:: Records for the exercise ::

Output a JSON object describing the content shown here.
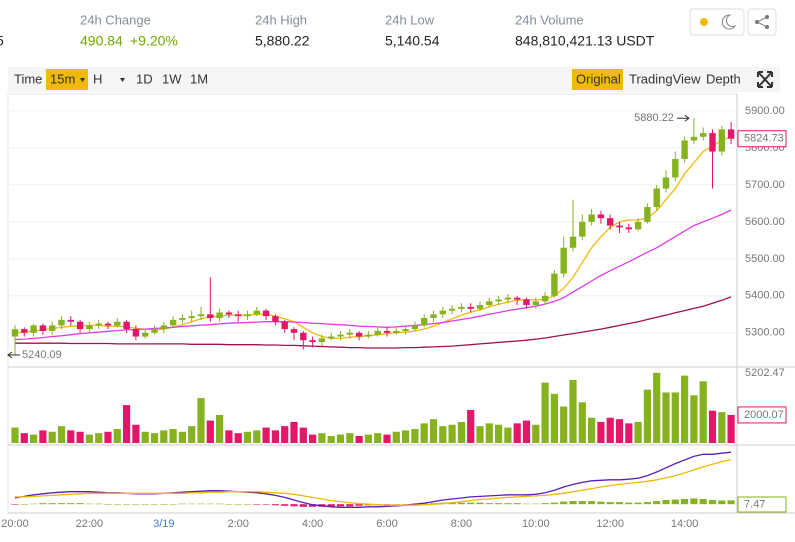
{
  "header": {
    "fragment": "5",
    "stats": [
      {
        "label": "24h Change",
        "value": "490.84",
        "change": "+9.20%"
      },
      {
        "label": "24h High",
        "value": "5,880.22"
      },
      {
        "label": "24h Low",
        "value": "5,140.54"
      },
      {
        "label": "24h Volume",
        "value": "848,810,421.13 USDT"
      }
    ]
  },
  "toolbar": {
    "intervals": [
      "Time",
      "15m",
      "H",
      "1D",
      "1W",
      "1M"
    ],
    "selected_interval": 1,
    "views": [
      "Original",
      "TradingView",
      "Depth"
    ],
    "selected_view": 0
  },
  "chart_data": [
    {
      "type": "candlestick",
      "categories": [
        "20:00",
        null,
        null,
        null,
        null,
        null,
        null,
        null,
        "22:00",
        null,
        null,
        null,
        null,
        null,
        null,
        null,
        "3/19",
        null,
        null,
        null,
        null,
        null,
        null,
        null,
        "2:00",
        null,
        null,
        null,
        null,
        null,
        null,
        null,
        "4:00",
        null,
        null,
        null,
        null,
        null,
        null,
        null,
        "6:00",
        null,
        null,
        null,
        null,
        null,
        null,
        null,
        "8:00",
        null,
        null,
        null,
        null,
        null,
        null,
        null,
        "10:00",
        null,
        null,
        null,
        null,
        null,
        null,
        null,
        "12:00",
        null,
        null,
        null,
        null,
        null,
        null,
        null,
        "14:00",
        null,
        null,
        null,
        null,
        null
      ],
      "open": [
        5290,
        5310,
        5300,
        5320,
        5305,
        5320,
        5335,
        5330,
        5310,
        5320,
        5325,
        5320,
        5330,
        5310,
        5290,
        5300,
        5310,
        5320,
        5335,
        5340,
        5345,
        5350,
        5340,
        5355,
        5350,
        5345,
        5350,
        5360,
        5345,
        5330,
        5310,
        5300,
        5280,
        5275,
        5285,
        5290,
        5295,
        5300,
        5290,
        5295,
        5305,
        5300,
        5305,
        5310,
        5320,
        5340,
        5350,
        5360,
        5365,
        5370,
        5365,
        5375,
        5385,
        5390,
        5395,
        5390,
        5375,
        5385,
        5400,
        5460,
        5530,
        5560,
        5600,
        5620,
        5610,
        5590,
        5585,
        5580,
        5600,
        5640,
        5690,
        5720,
        5770,
        5820,
        5830,
        5840,
        5790,
        5850
      ],
      "high": [
        5320,
        5315,
        5325,
        5325,
        5330,
        5345,
        5345,
        5335,
        5330,
        5335,
        5330,
        5340,
        5335,
        5320,
        5310,
        5320,
        5330,
        5345,
        5350,
        5360,
        5370,
        5450,
        5365,
        5360,
        5360,
        5360,
        5370,
        5365,
        5350,
        5335,
        5315,
        5305,
        5290,
        5295,
        5300,
        5305,
        5310,
        5305,
        5305,
        5315,
        5315,
        5315,
        5320,
        5330,
        5350,
        5360,
        5370,
        5375,
        5380,
        5380,
        5385,
        5395,
        5400,
        5405,
        5400,
        5395,
        5395,
        5410,
        5470,
        5560,
        5660,
        5620,
        5635,
        5630,
        5620,
        5600,
        5595,
        5610,
        5650,
        5700,
        5740,
        5790,
        5830,
        5880.22,
        5855,
        5850,
        5860,
        5870
      ],
      "low": [
        5240.09,
        5290,
        5290,
        5295,
        5295,
        5310,
        5320,
        5300,
        5300,
        5310,
        5310,
        5315,
        5300,
        5280,
        5285,
        5295,
        5300,
        5315,
        5325,
        5330,
        5335,
        5330,
        5330,
        5340,
        5330,
        5335,
        5345,
        5335,
        5320,
        5300,
        5280,
        5255,
        5260,
        5265,
        5280,
        5280,
        5285,
        5280,
        5285,
        5290,
        5290,
        5295,
        5295,
        5305,
        5315,
        5330,
        5340,
        5350,
        5355,
        5355,
        5360,
        5370,
        5375,
        5380,
        5375,
        5365,
        5365,
        5375,
        5395,
        5450,
        5520,
        5550,
        5590,
        5595,
        5580,
        5570,
        5570,
        5575,
        5595,
        5630,
        5680,
        5710,
        5760,
        5810,
        5820,
        5690,
        5780,
        5810
      ],
      "close": [
        5310,
        5300,
        5320,
        5305,
        5320,
        5335,
        5330,
        5310,
        5320,
        5325,
        5320,
        5330,
        5310,
        5290,
        5300,
        5310,
        5320,
        5335,
        5340,
        5345,
        5350,
        5340,
        5355,
        5350,
        5345,
        5350,
        5360,
        5345,
        5330,
        5310,
        5300,
        5280,
        5275,
        5285,
        5290,
        5295,
        5300,
        5290,
        5295,
        5305,
        5300,
        5305,
        5310,
        5320,
        5340,
        5350,
        5360,
        5365,
        5370,
        5365,
        5375,
        5385,
        5390,
        5395,
        5390,
        5375,
        5385,
        5400,
        5460,
        5530,
        5560,
        5600,
        5620,
        5610,
        5590,
        5585,
        5580,
        5600,
        5640,
        5690,
        5720,
        5770,
        5820,
        5830,
        5840,
        5790,
        5850,
        5824.73
      ],
      "ylim": [
        5213,
        5943
      ],
      "yticks": [
        {
          "value": 5300,
          "label": "5300.00"
        },
        {
          "value": 5400,
          "label": "5400.00"
        },
        {
          "value": 5500,
          "label": "5500.00"
        },
        {
          "value": 5600,
          "label": "5600.00"
        },
        {
          "value": 5700,
          "label": "5700.00"
        },
        {
          "value": 5800,
          "label": "5800.00"
        },
        {
          "value": 5900,
          "label": "5900.00"
        }
      ],
      "grid": true,
      "up_color": "#86b21e",
      "down_color": "#e3166a",
      "moving_averages": [
        {
          "color": "#f0b90b",
          "values": [
            5300,
            5302,
            5305,
            5308,
            5312,
            5315,
            5318,
            5318,
            5320,
            5320,
            5318,
            5318,
            5316,
            5312,
            5310,
            5308,
            5310,
            5315,
            5322,
            5330,
            5338,
            5343,
            5345,
            5348,
            5348,
            5348,
            5350,
            5350,
            5345,
            5338,
            5330,
            5315,
            5300,
            5290,
            5285,
            5285,
            5288,
            5290,
            5292,
            5295,
            5297,
            5300,
            5302,
            5305,
            5310,
            5318,
            5328,
            5338,
            5348,
            5356,
            5362,
            5370,
            5377,
            5383,
            5388,
            5390,
            5389,
            5390,
            5400,
            5420,
            5450,
            5490,
            5530,
            5560,
            5585,
            5600,
            5605,
            5605,
            5610,
            5630,
            5660,
            5690,
            5730,
            5760,
            5790,
            5805,
            5820,
            5830
          ]
        },
        {
          "color": "#e23ce6",
          "values": [
            5282,
            5283,
            5285,
            5287,
            5290,
            5292,
            5295,
            5298,
            5300,
            5302,
            5304,
            5306,
            5308,
            5309,
            5310,
            5312,
            5313,
            5315,
            5317,
            5319,
            5321,
            5322,
            5324,
            5326,
            5327,
            5328,
            5329,
            5330,
            5330,
            5330,
            5329,
            5328,
            5326,
            5325,
            5323,
            5322,
            5320,
            5318,
            5317,
            5316,
            5315,
            5316,
            5318,
            5320,
            5322,
            5325,
            5328,
            5332,
            5336,
            5340,
            5345,
            5350,
            5355,
            5360,
            5364,
            5368,
            5372,
            5378,
            5385,
            5395,
            5410,
            5425,
            5440,
            5455,
            5468,
            5480,
            5492,
            5505,
            5518,
            5530,
            5545,
            5560,
            5575,
            5590,
            5600,
            5610,
            5620,
            5632
          ]
        },
        {
          "color": "#a3104f",
          "values": [
            5272,
            5272,
            5272,
            5272,
            5272,
            5272,
            5271,
            5271,
            5271,
            5271,
            5271,
            5270,
            5270,
            5270,
            5270,
            5270,
            5270,
            5270,
            5270,
            5269,
            5269,
            5269,
            5269,
            5268,
            5268,
            5268,
            5268,
            5267,
            5267,
            5266,
            5266,
            5265,
            5264,
            5263,
            5262,
            5261,
            5260,
            5260,
            5259,
            5259,
            5259,
            5259,
            5260,
            5260,
            5261,
            5262,
            5263,
            5264,
            5266,
            5268,
            5270,
            5272,
            5274,
            5276,
            5278,
            5280,
            5283,
            5286,
            5290,
            5294,
            5298,
            5302,
            5306,
            5310,
            5315,
            5320,
            5325,
            5330,
            5336,
            5342,
            5348,
            5354,
            5360,
            5366,
            5372,
            5380,
            5388,
            5397
          ]
        }
      ]
    },
    {
      "type": "bar",
      "values": [
        1100,
        700,
        600,
        900,
        800,
        1200,
        900,
        800,
        600,
        700,
        800,
        1000,
        2700,
        1300,
        800,
        700,
        900,
        1000,
        800,
        1200,
        3200,
        1600,
        2000,
        900,
        700,
        800,
        900,
        1100,
        900,
        1200,
        1500,
        1100,
        600,
        700,
        500,
        600,
        700,
        500,
        600,
        700,
        600,
        800,
        900,
        1000,
        1400,
        1700,
        1200,
        1300,
        1500,
        2350,
        1200,
        1400,
        1300,
        1100,
        1400,
        1600,
        1300,
        4300,
        3500,
        2600,
        4500,
        2900,
        1800,
        1500,
        1800,
        1700,
        1400,
        1500,
        3800,
        5000,
        3600,
        3600,
        4800,
        3400,
        4400,
        2300,
        2200,
        2000.07
      ],
      "ylim": [
        0,
        5202.47
      ],
      "yticks": [
        5202.47
      ]
    },
    {
      "type": "macd",
      "dif": [
        12,
        15,
        18,
        20,
        22,
        23,
        24,
        24,
        24,
        23,
        22,
        22,
        21,
        20,
        20,
        20,
        21,
        22,
        23,
        24,
        25,
        26,
        26,
        25,
        24,
        23,
        22,
        20,
        17,
        13,
        8,
        3,
        -1,
        -3,
        -5,
        -6,
        -6,
        -6,
        -5,
        -5,
        -4,
        -3,
        -2,
        0,
        2,
        5,
        8,
        10,
        12,
        14,
        15,
        16,
        17,
        18,
        18,
        18,
        19,
        22,
        27,
        33,
        38,
        42,
        45,
        46,
        47,
        47,
        48,
        50,
        55,
        62,
        70,
        78,
        85,
        92,
        96,
        96,
        98,
        100
      ],
      "dea": [
        14,
        14,
        15,
        16,
        17,
        18,
        19,
        20,
        21,
        21,
        21,
        21,
        21,
        21,
        21,
        21,
        21,
        21,
        21,
        22,
        22,
        23,
        23,
        24,
        24,
        24,
        24,
        23,
        22,
        21,
        19,
        16,
        13,
        10,
        7,
        5,
        3,
        1,
        0,
        -1,
        -2,
        -2,
        -2,
        -2,
        -1,
        0,
        1,
        3,
        5,
        7,
        9,
        10,
        12,
        13,
        14,
        15,
        16,
        17,
        19,
        21,
        24,
        27,
        30,
        33,
        36,
        38,
        40,
        42,
        44,
        47,
        51,
        55,
        60,
        66,
        72,
        77,
        82,
        86
      ],
      "histogram": [
        -1,
        0,
        1,
        2,
        2,
        2,
        2,
        2,
        1,
        1,
        0,
        0,
        0,
        0,
        0,
        0,
        0,
        0,
        1,
        1,
        1,
        1,
        1,
        0,
        0,
        0,
        -1,
        -1,
        -2,
        -3,
        -4,
        -5,
        -5,
        -5,
        -5,
        -4,
        -4,
        -3,
        -2,
        -2,
        -1,
        0,
        0,
        1,
        1,
        2,
        3,
        3,
        3,
        3,
        3,
        2,
        2,
        2,
        2,
        1,
        1,
        2,
        3,
        5,
        6,
        6,
        6,
        5,
        4,
        4,
        3,
        3,
        4,
        6,
        8,
        9,
        10,
        11,
        10,
        8,
        7,
        7.47
      ],
      "ylim": [
        -15,
        110
      ],
      "dif_color": "#5b21b6",
      "dea_color": "#f0b90b",
      "up_color": "#86b21e",
      "down_color": "#e3166a"
    }
  ]
}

:: What to work on ::
Check each line of the records for the word "label" and extract those that contain it.

:: Result ::
        "label": "24h Change",
        "label": "24h High",
        "label": "24h Low",
        "label": "24h Volume",
          "label": "5300.00"
          "label": "5400.00"
          "label": "5500.00"
          "label": "5600.00"
          "label": "5700.00"
          "label": "5800.00"
          "label": "5900.00"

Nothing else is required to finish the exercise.